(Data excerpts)
>>>

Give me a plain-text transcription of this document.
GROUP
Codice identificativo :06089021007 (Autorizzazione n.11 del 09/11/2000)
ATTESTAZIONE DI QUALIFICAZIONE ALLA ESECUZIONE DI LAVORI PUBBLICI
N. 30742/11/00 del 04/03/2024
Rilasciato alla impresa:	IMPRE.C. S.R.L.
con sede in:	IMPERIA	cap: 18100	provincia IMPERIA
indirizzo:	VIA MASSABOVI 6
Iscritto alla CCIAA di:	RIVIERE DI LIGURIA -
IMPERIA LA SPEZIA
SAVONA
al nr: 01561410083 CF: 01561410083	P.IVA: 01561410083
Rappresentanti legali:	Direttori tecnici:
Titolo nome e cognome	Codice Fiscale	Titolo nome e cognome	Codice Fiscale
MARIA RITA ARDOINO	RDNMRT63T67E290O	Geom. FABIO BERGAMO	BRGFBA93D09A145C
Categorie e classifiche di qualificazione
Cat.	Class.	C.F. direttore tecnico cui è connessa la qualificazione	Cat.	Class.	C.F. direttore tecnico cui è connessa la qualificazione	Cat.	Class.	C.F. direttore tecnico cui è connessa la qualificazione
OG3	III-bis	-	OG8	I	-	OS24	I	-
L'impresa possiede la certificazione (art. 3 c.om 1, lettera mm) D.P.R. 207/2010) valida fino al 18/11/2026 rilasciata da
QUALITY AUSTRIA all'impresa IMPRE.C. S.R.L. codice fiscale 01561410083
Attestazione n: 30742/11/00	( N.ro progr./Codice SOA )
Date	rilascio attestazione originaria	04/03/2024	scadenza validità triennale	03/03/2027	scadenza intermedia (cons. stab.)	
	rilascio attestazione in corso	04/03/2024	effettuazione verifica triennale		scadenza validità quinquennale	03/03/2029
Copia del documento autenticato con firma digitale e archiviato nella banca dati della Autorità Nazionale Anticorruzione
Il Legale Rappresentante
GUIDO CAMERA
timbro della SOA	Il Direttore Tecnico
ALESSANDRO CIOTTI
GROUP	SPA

<<<

▶ **WORK TO BE COMPLETED**
Your task is to repeat the data exactly; please include every line.

▶ **RESULT**
Give me a plain-text transcription of this document.
GROUP
Codice identificativo :06089021007 (Autorizzazione n.11 del 09/11/2000)
ATTESTAZIONE DI QUALIFICAZIONE ALLA ESECUZIONE DI LAVORI PUBBLICI
N. 30742/11/00 del 04/03/2024
Rilasciato alla impresa:	IMPRE.C. S.R.L.
con sede in:	IMPERIA	cap: 18100	provincia IMPERIA
indirizzo:	VIA MASSABOVI 6
Iscritto alla CCIAA di:	RIVIERE DI LIGURIA -
IMPERIA LA SPEZIA
SAVONA
al nr: 01561410083 CF: 01561410083	P.IVA: 01561410083
Rappresentanti legali:	Direttori tecnici:
Titolo nome e cognome	Codice Fiscale	Titolo nome e cognome	Codice Fiscale
MARIA RITA ARDOINO	RDNMRT63T67E290O	Geom. FABIO BERGAMO	BRGFBA93D09A145C
Categorie e classifiche di qualificazione
Cat.	Class.	C.F. direttore tecnico cui è connessa la qualificazione	Cat.	Class.	C.F. direttore tecnico cui è connessa la qualificazione	Cat.	Class.	C.F. direttore tecnico cui è connessa la qualificazione
OG3	III-bis	-	OG8	I	-	OS24	I	-
L'impresa possiede la certificazione (art. 3 c.om 1, lettera mm) D.P.R. 207/2010) valida fino al 18/11/2026 rilasciata da
QUALITY AUSTRIA all'impresa IMPRE.C. S.R.L. codice fiscale 01561410083
Attestazione n: 30742/11/00	( N.ro progr./Codice SOA )
Date	rilascio attestazione originaria	04/03/2024	scadenza validità triennale	03/03/2027	scadenza intermedia (cons. stab.)	
	rilascio attestazione in corso	04/03/2024	effettuazione verifica triennale		scadenza validità quinquennale	03/03/2029
Copia del documento autenticato con firma digitale e archiviato nella banca dati della Autorità Nazionale Anticorruzione
Il Legale Rappresentante
GUIDO CAMERA
timbro della SOA	Il Direttore Tecnico
ALESSANDRO CIOTTI
GROUP	SPA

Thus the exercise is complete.